■ **Goal**: Make an exact copy of the records, dropping all pictures.

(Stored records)
■ ■ ■

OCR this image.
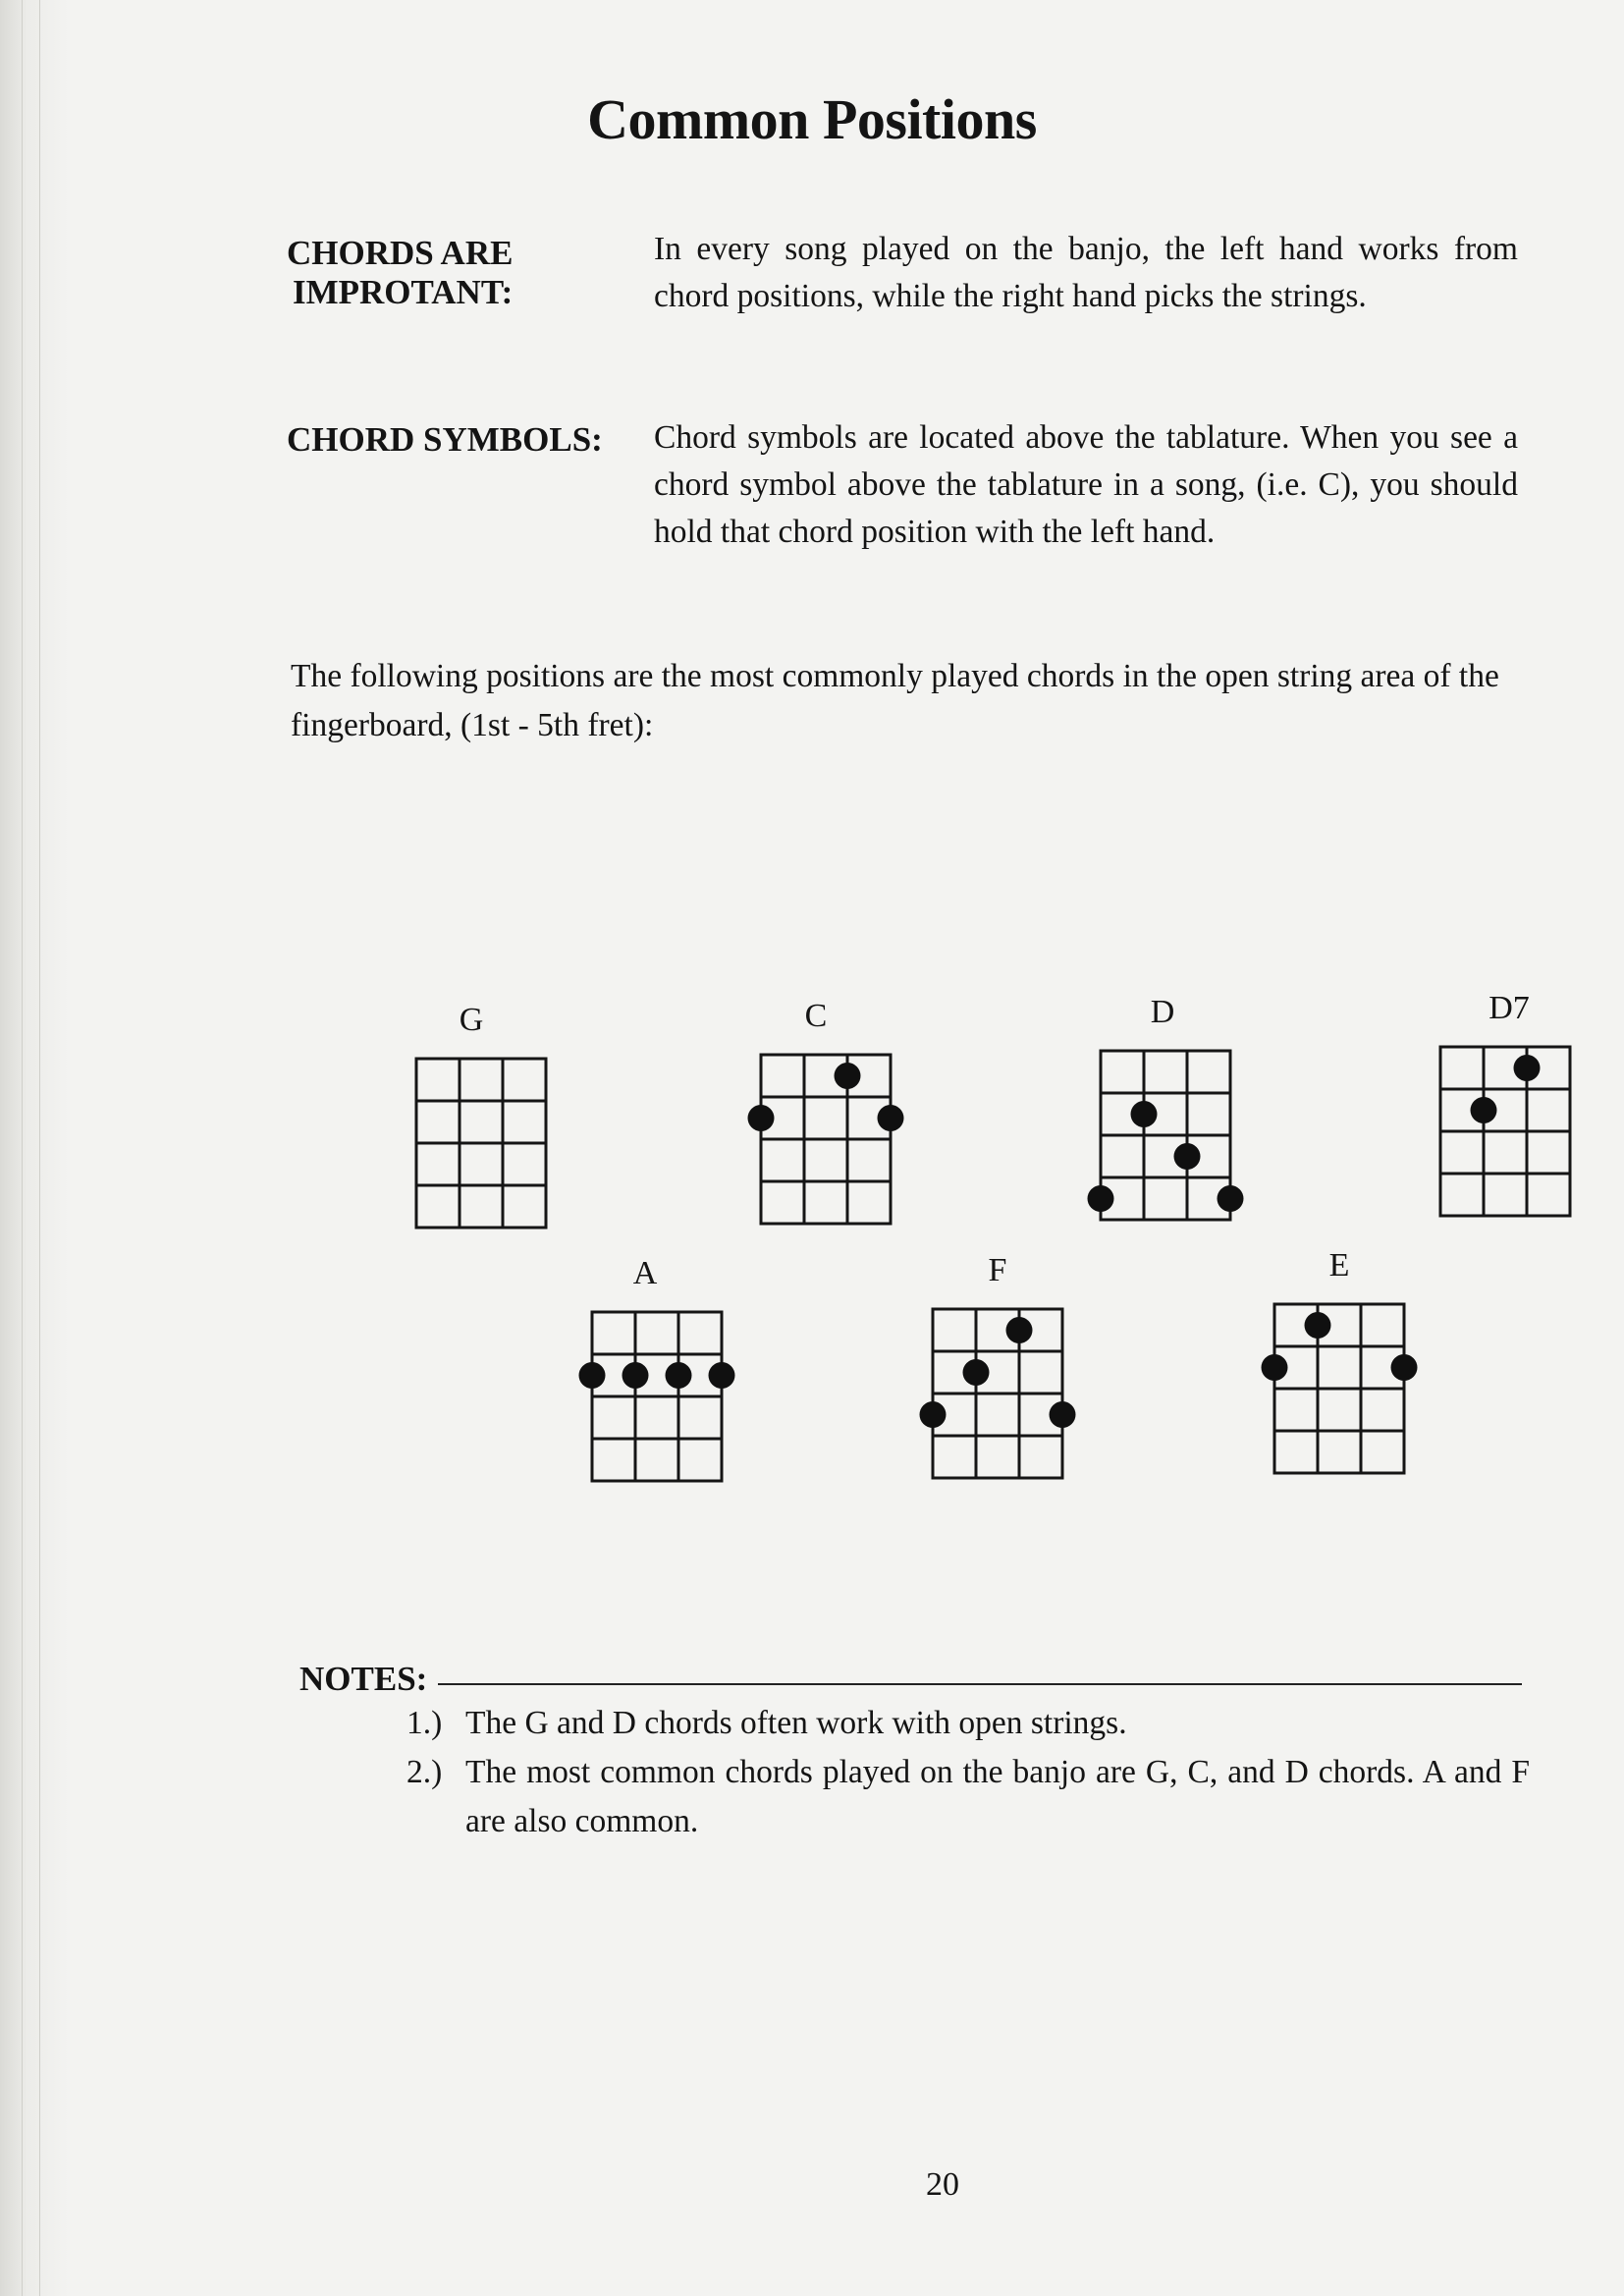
Common Positions
CHORDS ARE
IMPROTANT:
In every song played on the banjo, the left hand works from chord positions, while the right hand picks the strings.
CHORD SYMBOLS: Chord symbols are located above the tablature. When you see a chord symbol above the tablature in a song, (i.e. C), you should hold that chord position with the left hand.
The following positions are the most commonly played chords in the open string area of the fingerboard, (1st - 5th fret):
G	C	D	D7
A	F	E
NOTES:
1.) The G and D chords often work with open strings.
2.) The most common chords played on the banjo are G, C, and D chords. A and F are also common.
20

■ ■ ■

■ **In response**:
OCR this image.
Common Positions
CHORDS ARE
IMPROTANT:
In every song played on the banjo, the left hand works from chord positions, while the right hand picks the strings.
CHORD SYMBOLS: Chord symbols are located above the tablature. When you see a chord symbol above the tablature in a song, (i.e. C), you should hold that chord position with the left hand.
The following positions are the most commonly played chords in the open string area of the fingerboard, (1st - 5th fret):
G	C	D	D7
A	F	E
NOTES:
1.) The G and D chords often work with open strings.
2.) The most common chords played on the banjo are G, C, and D chords. A and F are also common.
20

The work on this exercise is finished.